__Dataset entries__
########################################

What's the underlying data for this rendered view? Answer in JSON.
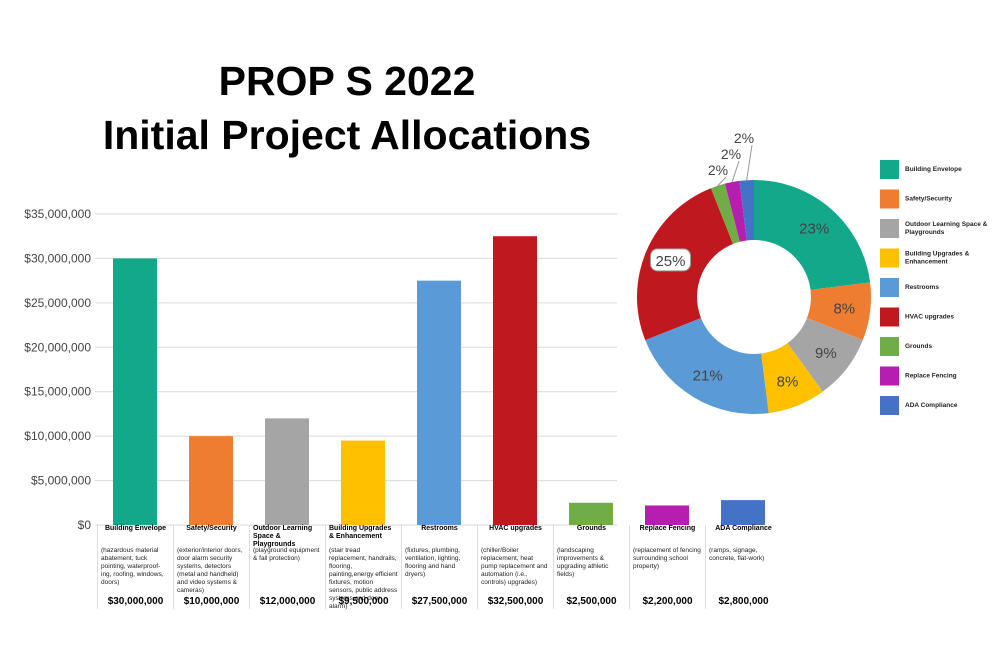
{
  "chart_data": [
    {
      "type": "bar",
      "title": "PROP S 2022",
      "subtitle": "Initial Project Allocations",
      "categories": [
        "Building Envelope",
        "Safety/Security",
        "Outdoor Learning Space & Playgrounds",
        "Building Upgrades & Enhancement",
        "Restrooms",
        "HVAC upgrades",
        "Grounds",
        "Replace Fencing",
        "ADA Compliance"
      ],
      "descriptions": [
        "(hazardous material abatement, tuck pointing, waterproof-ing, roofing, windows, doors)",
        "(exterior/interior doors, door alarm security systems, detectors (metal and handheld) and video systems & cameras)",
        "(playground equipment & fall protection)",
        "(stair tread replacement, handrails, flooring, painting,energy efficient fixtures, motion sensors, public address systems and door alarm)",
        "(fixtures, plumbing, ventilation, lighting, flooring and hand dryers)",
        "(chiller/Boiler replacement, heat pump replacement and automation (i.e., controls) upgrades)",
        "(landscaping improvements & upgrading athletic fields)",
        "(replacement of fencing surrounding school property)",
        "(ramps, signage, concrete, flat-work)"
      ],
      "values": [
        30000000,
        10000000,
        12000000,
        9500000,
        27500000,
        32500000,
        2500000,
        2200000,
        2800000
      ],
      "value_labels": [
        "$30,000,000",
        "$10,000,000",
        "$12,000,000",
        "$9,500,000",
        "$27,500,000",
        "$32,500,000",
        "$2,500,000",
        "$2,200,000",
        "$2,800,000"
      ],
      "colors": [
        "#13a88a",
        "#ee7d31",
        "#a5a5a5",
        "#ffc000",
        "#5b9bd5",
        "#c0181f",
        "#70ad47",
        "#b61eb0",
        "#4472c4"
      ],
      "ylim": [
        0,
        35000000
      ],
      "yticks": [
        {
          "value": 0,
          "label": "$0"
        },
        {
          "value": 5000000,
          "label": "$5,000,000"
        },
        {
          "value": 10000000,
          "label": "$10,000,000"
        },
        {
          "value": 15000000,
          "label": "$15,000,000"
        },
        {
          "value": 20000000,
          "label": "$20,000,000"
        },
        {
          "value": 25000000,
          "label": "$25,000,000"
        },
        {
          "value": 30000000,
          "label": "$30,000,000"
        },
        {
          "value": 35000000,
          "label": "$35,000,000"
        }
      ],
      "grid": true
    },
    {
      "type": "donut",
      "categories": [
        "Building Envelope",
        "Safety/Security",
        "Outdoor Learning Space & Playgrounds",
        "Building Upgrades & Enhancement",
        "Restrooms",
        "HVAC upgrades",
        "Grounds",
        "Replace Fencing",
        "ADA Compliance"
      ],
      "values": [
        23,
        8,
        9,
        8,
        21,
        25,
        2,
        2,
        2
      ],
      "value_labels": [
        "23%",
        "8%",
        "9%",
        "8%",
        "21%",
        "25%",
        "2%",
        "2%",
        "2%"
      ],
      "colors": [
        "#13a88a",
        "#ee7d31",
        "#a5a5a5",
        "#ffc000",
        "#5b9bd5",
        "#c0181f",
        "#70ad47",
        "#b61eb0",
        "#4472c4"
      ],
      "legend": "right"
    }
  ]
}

########################################

__Required task__
Give the number of lines in the entries that hold the word "flooring", and nothing else.

__Reply to the exercise__
2